* _RAW RECORDS_
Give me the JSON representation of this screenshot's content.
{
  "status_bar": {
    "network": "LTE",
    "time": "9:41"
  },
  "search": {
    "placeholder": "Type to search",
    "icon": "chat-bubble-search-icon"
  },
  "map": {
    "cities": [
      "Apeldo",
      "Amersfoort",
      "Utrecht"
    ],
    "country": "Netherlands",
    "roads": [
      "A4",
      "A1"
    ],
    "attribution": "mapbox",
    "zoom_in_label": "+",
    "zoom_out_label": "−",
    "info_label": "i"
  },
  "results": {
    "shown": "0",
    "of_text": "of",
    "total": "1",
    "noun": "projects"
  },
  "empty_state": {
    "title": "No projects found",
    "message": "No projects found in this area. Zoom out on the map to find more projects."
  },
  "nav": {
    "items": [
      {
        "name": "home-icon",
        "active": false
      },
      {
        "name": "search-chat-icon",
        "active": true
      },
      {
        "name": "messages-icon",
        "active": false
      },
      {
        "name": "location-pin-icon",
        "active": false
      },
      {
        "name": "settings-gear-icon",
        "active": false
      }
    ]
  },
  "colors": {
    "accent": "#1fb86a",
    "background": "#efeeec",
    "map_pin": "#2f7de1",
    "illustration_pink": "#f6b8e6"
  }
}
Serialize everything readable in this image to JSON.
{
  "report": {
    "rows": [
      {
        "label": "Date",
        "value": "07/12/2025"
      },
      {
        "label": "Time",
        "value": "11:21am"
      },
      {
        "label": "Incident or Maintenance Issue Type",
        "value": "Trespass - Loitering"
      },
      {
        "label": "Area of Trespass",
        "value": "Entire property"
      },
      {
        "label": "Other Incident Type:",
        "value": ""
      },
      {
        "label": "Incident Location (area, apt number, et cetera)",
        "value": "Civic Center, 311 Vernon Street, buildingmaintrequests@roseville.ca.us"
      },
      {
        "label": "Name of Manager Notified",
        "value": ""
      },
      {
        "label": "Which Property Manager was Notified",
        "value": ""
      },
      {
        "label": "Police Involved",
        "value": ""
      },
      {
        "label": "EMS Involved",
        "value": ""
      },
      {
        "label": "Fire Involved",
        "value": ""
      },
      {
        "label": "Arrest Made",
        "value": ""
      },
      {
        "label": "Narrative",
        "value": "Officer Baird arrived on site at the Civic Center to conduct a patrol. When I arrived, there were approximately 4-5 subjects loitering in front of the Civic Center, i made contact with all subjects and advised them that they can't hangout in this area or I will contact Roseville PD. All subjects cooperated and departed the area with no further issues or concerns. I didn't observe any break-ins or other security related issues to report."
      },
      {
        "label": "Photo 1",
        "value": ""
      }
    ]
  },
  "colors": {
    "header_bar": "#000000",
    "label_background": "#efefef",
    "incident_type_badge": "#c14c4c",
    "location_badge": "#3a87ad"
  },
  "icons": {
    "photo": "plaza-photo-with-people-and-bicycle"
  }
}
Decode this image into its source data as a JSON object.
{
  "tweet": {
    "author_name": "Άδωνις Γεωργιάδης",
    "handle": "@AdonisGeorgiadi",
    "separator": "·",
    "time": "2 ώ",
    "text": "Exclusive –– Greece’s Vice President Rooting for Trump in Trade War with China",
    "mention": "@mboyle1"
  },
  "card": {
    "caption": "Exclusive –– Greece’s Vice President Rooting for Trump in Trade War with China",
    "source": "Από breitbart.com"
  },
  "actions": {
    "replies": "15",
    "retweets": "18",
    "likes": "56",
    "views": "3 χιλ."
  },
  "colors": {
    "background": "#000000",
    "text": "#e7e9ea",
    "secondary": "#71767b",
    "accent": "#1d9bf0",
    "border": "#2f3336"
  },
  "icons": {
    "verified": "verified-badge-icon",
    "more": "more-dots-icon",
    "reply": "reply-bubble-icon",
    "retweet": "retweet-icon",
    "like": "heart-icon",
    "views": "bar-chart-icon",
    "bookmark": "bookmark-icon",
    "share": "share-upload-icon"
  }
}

* _DIRECTIONS_
Tally up the lines with the word "President" in them, and answer with that number by itself.

* _COMPLETED EXERCISE_
2